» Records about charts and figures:

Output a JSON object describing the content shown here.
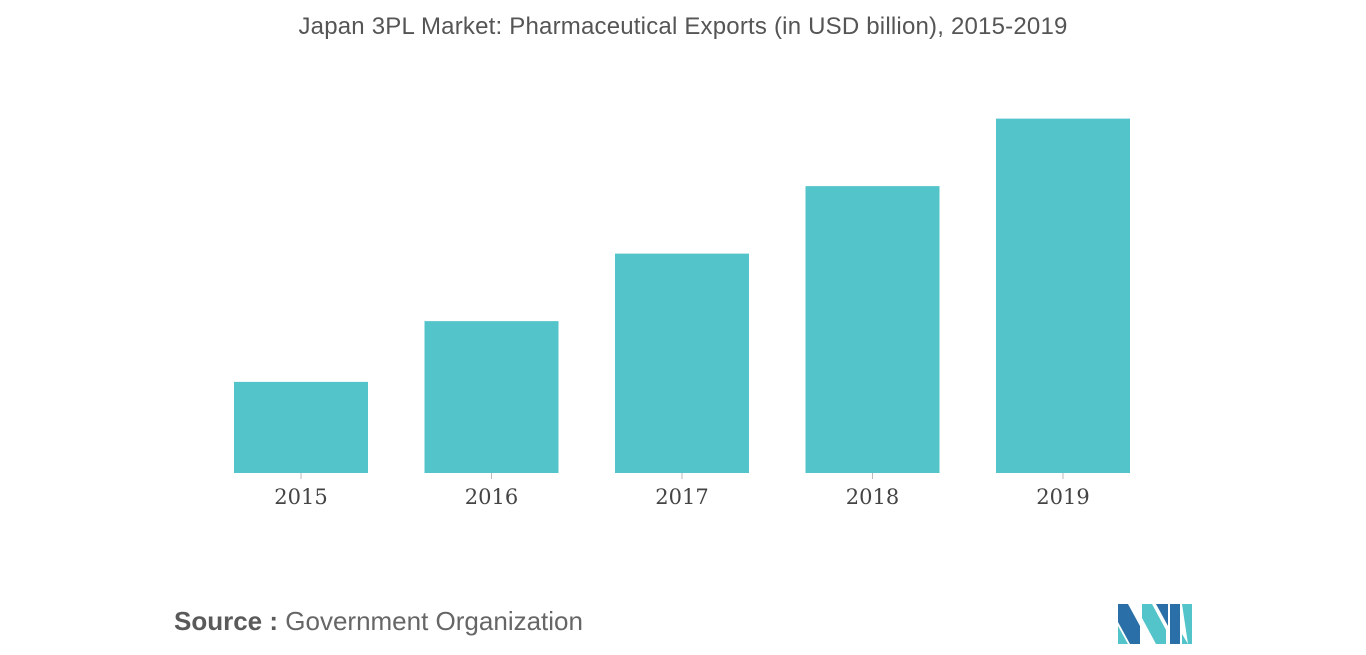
{
  "chart_data": {
    "type": "bar",
    "title": "Japan 3PL Market: Pharmaceutical Exports (in USD billion), 2015-2019",
    "categories": [
      "2015",
      "2016",
      "2017",
      "2018",
      "2019"
    ],
    "values": [
      1.35,
      2.25,
      3.25,
      4.25,
      5.25
    ],
    "xlabel": "",
    "ylabel": "",
    "ylim": [
      0,
      5.6
    ],
    "grid": false,
    "legend": "none",
    "bar_color": "#52c4ca"
  },
  "source": {
    "label": "Source :",
    "text": "Government Organization"
  },
  "logo": {
    "icon": "mordor-intelligence-logo-icon",
    "colors": [
      "#2a6fa8",
      "#52c4ca"
    ]
  }
}
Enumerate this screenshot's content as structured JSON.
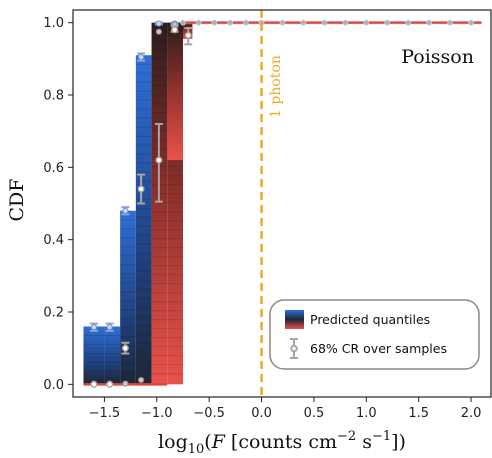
{
  "chart_data": {
    "type": "bar",
    "panel_label": "Poisson",
    "xlabel": "log₁₀(F [counts cm⁻² s⁻¹])",
    "xlabel_parts": {
      "base": "log",
      "sub": "10",
      "open": "(",
      "var": "F",
      "rest1": " [counts cm",
      "exp1": "−2",
      "rest2": " s",
      "exp2": "−1",
      "close": "])"
    },
    "ylabel": "CDF",
    "xlim": [
      -1.8,
      2.2
    ],
    "ylim": [
      -0.035,
      1.035
    ],
    "x_ticks": [
      -1.5,
      -1.0,
      -0.5,
      0.0,
      0.5,
      1.0,
      1.5,
      2.0
    ],
    "x_tick_labels": [
      "−1.5",
      "−1.0",
      "−0.5",
      "0.0",
      "0.5",
      "1.0",
      "1.5",
      "2.0"
    ],
    "y_ticks": [
      0.0,
      0.2,
      0.4,
      0.6,
      0.8,
      1.0
    ],
    "y_tick_labels": [
      "0.0",
      "0.2",
      "0.4",
      "0.6",
      "0.8",
      "1.0"
    ],
    "grid": false,
    "bin_edges": [
      -1.7,
      -1.5,
      -1.35,
      -1.2,
      -1.05,
      -0.9,
      -0.75,
      2.1
    ],
    "bin_centers": [
      -1.6,
      -1.45,
      -1.3,
      -1.15,
      -0.98,
      -0.83,
      -0.7
    ],
    "quantiles_blue": [
      0.16,
      0.16,
      0.48,
      0.91,
      1.0,
      1.0,
      1.0
    ],
    "quantiles_red": [
      0.0,
      0.0,
      0.0,
      0.0,
      0.0,
      0.0,
      1.0
    ],
    "samples_median": [
      0.0,
      0.0,
      0.1,
      0.54,
      0.62,
      0.98,
      0.965
    ],
    "samples_low": [
      0.0,
      0.0,
      0.085,
      0.5,
      0.505,
      0.975,
      0.94
    ],
    "samples_high": [
      0.0,
      0.0,
      0.115,
      0.58,
      0.72,
      0.99,
      0.985
    ],
    "blue_markers": [
      {
        "x": -1.6,
        "lo": 0.148,
        "hi": 0.168
      },
      {
        "x": -1.45,
        "lo": 0.148,
        "hi": 0.168
      },
      {
        "x": -1.3,
        "lo": 0.47,
        "hi": 0.49
      },
      {
        "x": -1.15,
        "lo": 0.895,
        "hi": 0.915
      },
      {
        "x": -0.98,
        "lo": 0.995,
        "hi": 1.0
      },
      {
        "x": -0.83,
        "lo": 0.995,
        "hi": 1.0
      }
    ],
    "red_markers": [
      {
        "x": -1.6,
        "v": 0.002
      },
      {
        "x": -1.45,
        "v": 0.002
      },
      {
        "x": -1.3,
        "v": 0.002
      },
      {
        "x": -1.15,
        "v": 0.012
      },
      {
        "x": -0.98,
        "v": 0.975
      },
      {
        "x": -0.83,
        "v": 0.995
      }
    ],
    "red_line_points": [
      0.0,
      0.2,
      0.4,
      0.6,
      0.8,
      1.0,
      1.2,
      1.4,
      1.6,
      1.8,
      2.0
    ],
    "red_line_points_start": [
      -0.75,
      -0.6,
      -0.45,
      -0.3,
      -0.15
    ],
    "vline": {
      "x": 0.0,
      "label": "1 photon",
      "color": "#f2a825"
    },
    "legend": {
      "position": "lower-right",
      "entries": [
        "Predicted quantiles",
        "68% CR over samples"
      ]
    },
    "colors": {
      "blue_dark": "#1d2636",
      "blue_light": "#2f6fd6",
      "red_dark": "#2a1d1d",
      "red_light": "#e9524a",
      "red_line": "#e0453d",
      "sample_marker": "#a6a6a6"
    }
  }
}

» What you are asked to do: Copy the records above exactly, omitting every picture.

» Full response:
Output a JSON object describing the content shown here.
{
  "chart_data": {
    "type": "bar",
    "title": "Japan 3PL Market: Pharmaceutical Exports (in USD billion), 2015-2019",
    "categories": [
      "2015",
      "2016",
      "2017",
      "2018",
      "2019"
    ],
    "values": [
      1.35,
      2.25,
      3.25,
      4.25,
      5.25
    ],
    "xlabel": "",
    "ylabel": "",
    "ylim": [
      0,
      5.6
    ],
    "grid": false,
    "legend": "none",
    "bar_color": "#52c4ca"
  },
  "source": {
    "label": "Source :",
    "text": "Government Organization"
  },
  "logo": {
    "icon": "mordor-intelligence-logo-icon",
    "colors": [
      "#2a6fa8",
      "#52c4ca"
    ]
  }
}
Enumerate this screenshot's content as structured JSON.
{
  "chart_data": {
    "type": "bar",
    "panel_label": "Poisson",
    "xlabel": "log₁₀(F [counts cm⁻² s⁻¹])",
    "xlabel_parts": {
      "base": "log",
      "sub": "10",
      "open": "(",
      "var": "F",
      "rest1": " [counts cm",
      "exp1": "−2",
      "rest2": " s",
      "exp2": "−1",
      "close": "])"
    },
    "ylabel": "CDF",
    "xlim": [
      -1.8,
      2.2
    ],
    "ylim": [
      -0.035,
      1.035
    ],
    "x_ticks": [
      -1.5,
      -1.0,
      -0.5,
      0.0,
      0.5,
      1.0,
      1.5,
      2.0
    ],
    "x_tick_labels": [
      "−1.5",
      "−1.0",
      "−0.5",
      "0.0",
      "0.5",
      "1.0",
      "1.5",
      "2.0"
    ],
    "y_ticks": [
      0.0,
      0.2,
      0.4,
      0.6,
      0.8,
      1.0
    ],
    "y_tick_labels": [
      "0.0",
      "0.2",
      "0.4",
      "0.6",
      "0.8",
      "1.0"
    ],
    "grid": false,
    "bin_edges": [
      -1.7,
      -1.5,
      -1.35,
      -1.2,
      -1.05,
      -0.9,
      -0.75,
      2.1
    ],
    "bin_centers": [
      -1.6,
      -1.45,
      -1.3,
      -1.15,
      -0.98,
      -0.83,
      -0.7
    ],
    "quantiles_blue": [
      0.16,
      0.16,
      0.48,
      0.91,
      1.0,
      1.0,
      1.0
    ],
    "quantiles_red": [
      0.0,
      0.0,
      0.0,
      0.0,
      0.0,
      0.0,
      1.0
    ],
    "samples_median": [
      0.0,
      0.0,
      0.1,
      0.54,
      0.62,
      0.98,
      0.965
    ],
    "samples_low": [
      0.0,
      0.0,
      0.085,
      0.5,
      0.505,
      0.975,
      0.94
    ],
    "samples_high": [
      0.0,
      0.0,
      0.115,
      0.58,
      0.72,
      0.99,
      0.985
    ],
    "blue_markers": [
      {
        "x": -1.6,
        "lo": 0.148,
        "hi": 0.168
      },
      {
        "x": -1.45,
        "lo": 0.148,
        "hi": 0.168
      },
      {
        "x": -1.3,
        "lo": 0.47,
        "hi": 0.49
      },
      {
        "x": -1.15,
        "lo": 0.895,
        "hi": 0.915
      },
      {
        "x": -0.98,
        "lo": 0.995,
        "hi": 1.0
      },
      {
        "x": -0.83,
        "lo": 0.995,
        "hi": 1.0
      }
    ],
    "red_markers": [
      {
        "x": -1.6,
        "v": 0.002
      },
      {
        "x": -1.45,
        "v": 0.002
      },
      {
        "x": -1.3,
        "v": 0.002
      },
      {
        "x": -1.15,
        "v": 0.012
      },
      {
        "x": -0.98,
        "v": 0.975
      },
      {
        "x": -0.83,
        "v": 0.995
      }
    ],
    "red_line_points": [
      0.0,
      0.2,
      0.4,
      0.6,
      0.8,
      1.0,
      1.2,
      1.4,
      1.6,
      1.8,
      2.0
    ],
    "red_line_points_start": [
      -0.75,
      -0.6,
      -0.45,
      -0.3,
      -0.15
    ],
    "vline": {
      "x": 0.0,
      "label": "1 photon",
      "color": "#f2a825"
    },
    "legend": {
      "position": "lower-right",
      "entries": [
        "Predicted quantiles",
        "68% CR over samples"
      ]
    },
    "colors": {
      "blue_dark": "#1d2636",
      "blue_light": "#2f6fd6",
      "red_dark": "#2a1d1d",
      "red_light": "#e9524a",
      "red_line": "#e0453d",
      "sample_marker": "#a6a6a6"
    }
  }
}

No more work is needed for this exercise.